(Challenge): In the entries below, find every line holding the string "title" and collect it.

(Material):
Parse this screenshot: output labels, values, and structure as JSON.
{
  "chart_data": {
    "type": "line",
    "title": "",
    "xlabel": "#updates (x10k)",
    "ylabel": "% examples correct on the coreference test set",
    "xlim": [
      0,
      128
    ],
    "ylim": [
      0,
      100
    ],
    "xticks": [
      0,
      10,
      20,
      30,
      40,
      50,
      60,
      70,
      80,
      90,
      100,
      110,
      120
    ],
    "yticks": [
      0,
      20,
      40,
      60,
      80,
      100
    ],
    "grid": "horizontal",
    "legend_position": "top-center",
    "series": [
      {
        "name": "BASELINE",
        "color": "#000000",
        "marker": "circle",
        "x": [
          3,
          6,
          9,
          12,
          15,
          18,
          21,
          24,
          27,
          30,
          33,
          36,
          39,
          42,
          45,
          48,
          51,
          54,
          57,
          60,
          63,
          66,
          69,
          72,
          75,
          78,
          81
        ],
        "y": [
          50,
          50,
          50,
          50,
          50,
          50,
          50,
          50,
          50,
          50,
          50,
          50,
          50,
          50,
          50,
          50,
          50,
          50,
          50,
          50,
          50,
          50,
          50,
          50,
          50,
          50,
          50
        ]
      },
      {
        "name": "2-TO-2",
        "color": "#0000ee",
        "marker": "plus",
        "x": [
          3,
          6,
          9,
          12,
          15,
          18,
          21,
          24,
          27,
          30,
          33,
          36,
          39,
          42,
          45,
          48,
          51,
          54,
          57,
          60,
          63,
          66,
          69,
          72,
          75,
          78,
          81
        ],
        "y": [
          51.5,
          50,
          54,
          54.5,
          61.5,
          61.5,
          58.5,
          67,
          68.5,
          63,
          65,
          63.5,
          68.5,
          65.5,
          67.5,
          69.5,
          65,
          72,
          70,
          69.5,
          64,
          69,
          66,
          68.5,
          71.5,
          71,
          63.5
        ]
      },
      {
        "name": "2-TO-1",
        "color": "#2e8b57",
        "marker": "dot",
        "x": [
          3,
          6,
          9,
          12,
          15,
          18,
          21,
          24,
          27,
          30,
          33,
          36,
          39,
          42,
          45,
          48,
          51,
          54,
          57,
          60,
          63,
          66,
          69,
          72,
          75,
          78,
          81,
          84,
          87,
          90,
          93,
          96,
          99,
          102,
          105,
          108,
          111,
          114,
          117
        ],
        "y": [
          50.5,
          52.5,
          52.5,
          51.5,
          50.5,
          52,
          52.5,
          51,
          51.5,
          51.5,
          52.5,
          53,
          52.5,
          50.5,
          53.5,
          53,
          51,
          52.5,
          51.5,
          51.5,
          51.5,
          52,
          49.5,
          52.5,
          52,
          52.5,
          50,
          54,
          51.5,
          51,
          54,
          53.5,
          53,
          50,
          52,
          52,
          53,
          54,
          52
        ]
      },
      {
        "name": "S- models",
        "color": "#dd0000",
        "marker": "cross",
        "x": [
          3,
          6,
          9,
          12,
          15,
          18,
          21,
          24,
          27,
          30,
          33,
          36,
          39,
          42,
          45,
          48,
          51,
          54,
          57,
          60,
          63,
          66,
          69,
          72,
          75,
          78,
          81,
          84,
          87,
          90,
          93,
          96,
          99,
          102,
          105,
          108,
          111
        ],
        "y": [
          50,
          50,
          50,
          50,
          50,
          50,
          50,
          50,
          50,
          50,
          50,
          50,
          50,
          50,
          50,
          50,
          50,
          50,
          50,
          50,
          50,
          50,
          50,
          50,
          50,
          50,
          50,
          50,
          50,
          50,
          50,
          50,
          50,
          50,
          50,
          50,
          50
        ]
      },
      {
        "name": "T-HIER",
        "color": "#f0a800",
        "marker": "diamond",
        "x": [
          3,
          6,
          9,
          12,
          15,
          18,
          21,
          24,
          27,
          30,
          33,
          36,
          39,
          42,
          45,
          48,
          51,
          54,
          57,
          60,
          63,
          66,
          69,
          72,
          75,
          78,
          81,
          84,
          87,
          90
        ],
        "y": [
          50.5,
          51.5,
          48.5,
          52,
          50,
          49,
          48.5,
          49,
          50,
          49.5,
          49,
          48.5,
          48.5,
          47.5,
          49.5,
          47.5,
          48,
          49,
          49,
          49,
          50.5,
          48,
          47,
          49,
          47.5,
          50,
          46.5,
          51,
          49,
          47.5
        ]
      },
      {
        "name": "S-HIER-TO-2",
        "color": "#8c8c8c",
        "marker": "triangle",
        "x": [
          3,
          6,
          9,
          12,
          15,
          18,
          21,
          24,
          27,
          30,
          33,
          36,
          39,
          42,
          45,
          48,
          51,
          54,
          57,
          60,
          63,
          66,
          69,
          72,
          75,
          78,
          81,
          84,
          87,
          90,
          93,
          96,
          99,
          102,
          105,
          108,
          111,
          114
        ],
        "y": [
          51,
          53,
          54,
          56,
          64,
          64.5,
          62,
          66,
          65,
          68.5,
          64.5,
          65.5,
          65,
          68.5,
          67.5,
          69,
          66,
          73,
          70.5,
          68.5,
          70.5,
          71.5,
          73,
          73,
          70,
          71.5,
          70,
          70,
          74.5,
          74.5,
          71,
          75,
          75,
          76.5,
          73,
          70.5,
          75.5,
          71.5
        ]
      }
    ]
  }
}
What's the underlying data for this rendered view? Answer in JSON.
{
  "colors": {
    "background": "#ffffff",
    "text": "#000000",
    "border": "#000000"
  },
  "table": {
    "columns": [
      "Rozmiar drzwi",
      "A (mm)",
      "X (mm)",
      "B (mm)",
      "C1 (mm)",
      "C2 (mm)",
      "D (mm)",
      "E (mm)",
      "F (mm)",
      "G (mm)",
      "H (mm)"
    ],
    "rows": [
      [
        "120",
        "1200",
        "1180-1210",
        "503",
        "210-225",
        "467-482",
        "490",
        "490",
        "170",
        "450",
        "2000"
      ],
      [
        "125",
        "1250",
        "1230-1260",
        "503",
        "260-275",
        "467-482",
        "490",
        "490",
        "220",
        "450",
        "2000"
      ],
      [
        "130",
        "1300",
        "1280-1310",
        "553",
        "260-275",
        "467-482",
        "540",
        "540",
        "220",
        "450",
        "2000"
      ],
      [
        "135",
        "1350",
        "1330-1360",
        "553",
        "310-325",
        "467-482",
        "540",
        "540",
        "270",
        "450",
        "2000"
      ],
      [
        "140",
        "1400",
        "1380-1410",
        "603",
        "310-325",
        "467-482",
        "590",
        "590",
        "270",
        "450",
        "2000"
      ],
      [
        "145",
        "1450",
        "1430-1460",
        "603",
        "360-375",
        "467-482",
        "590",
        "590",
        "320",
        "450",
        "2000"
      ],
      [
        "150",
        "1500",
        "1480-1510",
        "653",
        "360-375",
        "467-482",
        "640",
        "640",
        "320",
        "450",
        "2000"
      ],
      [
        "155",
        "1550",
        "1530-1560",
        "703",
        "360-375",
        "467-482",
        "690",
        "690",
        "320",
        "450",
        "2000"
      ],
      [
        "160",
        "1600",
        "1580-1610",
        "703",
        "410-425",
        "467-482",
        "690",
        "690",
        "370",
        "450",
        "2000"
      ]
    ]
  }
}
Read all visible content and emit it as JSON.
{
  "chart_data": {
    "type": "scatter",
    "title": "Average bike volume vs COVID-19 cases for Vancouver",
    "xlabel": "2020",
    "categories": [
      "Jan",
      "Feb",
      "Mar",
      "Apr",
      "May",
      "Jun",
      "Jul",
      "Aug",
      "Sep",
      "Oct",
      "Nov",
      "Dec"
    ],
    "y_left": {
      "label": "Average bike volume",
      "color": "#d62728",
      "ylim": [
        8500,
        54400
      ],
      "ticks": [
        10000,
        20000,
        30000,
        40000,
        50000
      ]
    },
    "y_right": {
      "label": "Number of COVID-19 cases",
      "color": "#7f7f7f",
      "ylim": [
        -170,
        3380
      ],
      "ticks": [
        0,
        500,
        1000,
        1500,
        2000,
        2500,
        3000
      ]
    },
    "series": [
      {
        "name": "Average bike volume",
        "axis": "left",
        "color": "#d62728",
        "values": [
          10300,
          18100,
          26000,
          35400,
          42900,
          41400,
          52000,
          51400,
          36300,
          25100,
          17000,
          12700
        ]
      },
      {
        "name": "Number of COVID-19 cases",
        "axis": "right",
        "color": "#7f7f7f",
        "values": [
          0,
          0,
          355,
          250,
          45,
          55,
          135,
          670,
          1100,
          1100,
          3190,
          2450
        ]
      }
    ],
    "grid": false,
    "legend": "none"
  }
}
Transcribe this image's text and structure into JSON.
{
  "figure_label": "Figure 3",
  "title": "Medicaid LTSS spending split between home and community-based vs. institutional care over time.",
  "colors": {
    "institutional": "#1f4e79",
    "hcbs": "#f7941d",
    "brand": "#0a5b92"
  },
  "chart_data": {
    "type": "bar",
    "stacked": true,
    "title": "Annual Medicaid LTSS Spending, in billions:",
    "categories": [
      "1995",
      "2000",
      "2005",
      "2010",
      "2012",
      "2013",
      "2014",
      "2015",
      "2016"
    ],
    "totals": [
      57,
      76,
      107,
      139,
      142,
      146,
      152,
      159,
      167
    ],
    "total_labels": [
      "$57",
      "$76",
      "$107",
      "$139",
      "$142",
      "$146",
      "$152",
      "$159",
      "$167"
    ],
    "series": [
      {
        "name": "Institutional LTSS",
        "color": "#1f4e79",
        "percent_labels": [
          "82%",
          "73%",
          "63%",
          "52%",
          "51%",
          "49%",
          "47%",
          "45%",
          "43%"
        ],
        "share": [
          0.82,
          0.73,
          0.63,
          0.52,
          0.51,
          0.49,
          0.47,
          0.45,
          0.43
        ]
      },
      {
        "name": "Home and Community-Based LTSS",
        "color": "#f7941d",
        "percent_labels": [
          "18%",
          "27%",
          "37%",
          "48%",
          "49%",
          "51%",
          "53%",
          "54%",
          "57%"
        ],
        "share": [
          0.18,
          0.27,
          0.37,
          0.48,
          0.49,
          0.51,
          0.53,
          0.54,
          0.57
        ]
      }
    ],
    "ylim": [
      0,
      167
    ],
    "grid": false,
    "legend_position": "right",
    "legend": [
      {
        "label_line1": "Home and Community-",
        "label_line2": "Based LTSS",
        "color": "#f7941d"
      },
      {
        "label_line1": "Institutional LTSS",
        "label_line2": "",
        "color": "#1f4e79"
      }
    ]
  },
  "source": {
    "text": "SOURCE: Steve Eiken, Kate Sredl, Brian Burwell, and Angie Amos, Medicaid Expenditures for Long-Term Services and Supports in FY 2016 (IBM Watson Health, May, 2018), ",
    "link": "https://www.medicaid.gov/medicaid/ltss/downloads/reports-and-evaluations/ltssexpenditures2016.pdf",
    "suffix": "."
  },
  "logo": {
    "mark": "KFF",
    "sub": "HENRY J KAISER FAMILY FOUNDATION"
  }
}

(Answer for this exercise):
    "title": "",
    "title": "Average bike volume vs COVID-19 cases for Vancouver",
  "title": "Medicaid LTSS spending split between home and community-based vs. institutional care over time.",
    "title": "Annual Medicaid LTSS Spending, in billions:",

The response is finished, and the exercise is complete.